The task: Transcribe every line of the records verbatim.

Task data:
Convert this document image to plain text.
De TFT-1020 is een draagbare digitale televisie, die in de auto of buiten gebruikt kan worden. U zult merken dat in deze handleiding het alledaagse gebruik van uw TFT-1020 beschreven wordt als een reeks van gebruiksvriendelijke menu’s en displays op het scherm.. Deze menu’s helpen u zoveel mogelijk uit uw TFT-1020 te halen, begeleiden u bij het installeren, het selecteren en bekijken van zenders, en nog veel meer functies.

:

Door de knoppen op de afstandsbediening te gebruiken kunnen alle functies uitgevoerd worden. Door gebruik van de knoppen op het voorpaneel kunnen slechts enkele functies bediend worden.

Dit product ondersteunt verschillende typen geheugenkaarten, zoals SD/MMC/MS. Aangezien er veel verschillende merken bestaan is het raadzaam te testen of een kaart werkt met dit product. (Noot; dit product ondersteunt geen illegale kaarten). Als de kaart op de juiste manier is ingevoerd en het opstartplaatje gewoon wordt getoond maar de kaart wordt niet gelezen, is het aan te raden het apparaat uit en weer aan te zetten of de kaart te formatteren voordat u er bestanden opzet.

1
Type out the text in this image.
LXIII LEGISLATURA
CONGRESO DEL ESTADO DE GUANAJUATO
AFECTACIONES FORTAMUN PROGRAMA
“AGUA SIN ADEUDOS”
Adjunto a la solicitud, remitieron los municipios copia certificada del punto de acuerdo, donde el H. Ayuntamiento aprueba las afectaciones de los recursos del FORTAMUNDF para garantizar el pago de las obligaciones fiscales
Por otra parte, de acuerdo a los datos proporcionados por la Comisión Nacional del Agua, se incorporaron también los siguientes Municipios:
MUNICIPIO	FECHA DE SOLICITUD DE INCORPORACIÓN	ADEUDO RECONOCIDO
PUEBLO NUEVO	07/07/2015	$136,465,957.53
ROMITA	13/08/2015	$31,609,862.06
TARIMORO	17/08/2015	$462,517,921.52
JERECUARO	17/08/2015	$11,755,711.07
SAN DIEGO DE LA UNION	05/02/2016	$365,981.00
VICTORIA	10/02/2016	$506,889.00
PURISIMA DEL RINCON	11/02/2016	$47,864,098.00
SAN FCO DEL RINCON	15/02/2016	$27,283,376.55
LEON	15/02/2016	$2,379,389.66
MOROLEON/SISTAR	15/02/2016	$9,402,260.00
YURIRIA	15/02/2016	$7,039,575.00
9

Task solution:
Convert this document image to plain text.
De TFT-1020 is een draagbare digitale televisie, die in de auto of buiten gebruikt kan worden. U zult merken dat in deze handleiding het alledaagse gebruik van uw TFT-1020 beschreven wordt als een reeks van gebruiksvriendelijke menu’s en displays op het scherm.. Deze menu’s helpen u zoveel mogelijk uit uw TFT-1020 te halen, begeleiden u bij het installeren, het selecteren en bekijken van zenders, en nog veel meer functies.

:

Door de knoppen op de afstandsbediening te gebruiken kunnen alle functies uitgevoerd worden. Door gebruik van de knoppen op het voorpaneel kunnen slechts enkele functies bediend worden.

Dit product ondersteunt verschillende typen geheugenkaarten, zoals SD/MMC/MS. Aangezien er veel verschillende merken bestaan is het raadzaam te testen of een kaart werkt met dit product. (Noot; dit product ondersteunt geen illegale kaarten). Als de kaart op de juiste manier is ingevoerd en het opstartplaatje gewoon wordt getoond maar de kaart wordt niet gelezen, is het aan te raden het apparaat uit en weer aan te zetten of de kaart te formatteren voordat u er bestanden opzet.

1
Type out the text in this image.
LXIII LEGISLATURA
CONGRESO DEL ESTADO DE GUANAJUATO
AFECTACIONES FORTAMUN PROGRAMA
“AGUA SIN ADEUDOS”
Adjunto a la solicitud, remitieron los municipios copia certificada del punto de acuerdo, donde el H. Ayuntamiento aprueba las afectaciones de los recursos del FORTAMUNDF para garantizar el pago de las obligaciones fiscales
Por otra parte, de acuerdo a los datos proporcionados por la Comisión Nacional del Agua, se incorporaron también los siguientes Municipios:
MUNICIPIO	FECHA DE SOLICITUD DE INCORPORACIÓN	ADEUDO RECONOCIDO
PUEBLO NUEVO	07/07/2015	$136,465,957.53
ROMITA	13/08/2015	$31,609,862.06
TARIMORO	17/08/2015	$462,517,921.52
JERECUARO	17/08/2015	$11,755,711.07
SAN DIEGO DE LA UNION	05/02/2016	$365,981.00
VICTORIA	10/02/2016	$506,889.00
PURISIMA DEL RINCON	11/02/2016	$47,864,098.00
SAN FCO DEL RINCON	15/02/2016	$27,283,376.55
LEON	15/02/2016	$2,379,389.66
MOROLEON/SISTAR	15/02/2016	$9,402,260.00
YURIRIA	15/02/2016	$7,039,575.00
9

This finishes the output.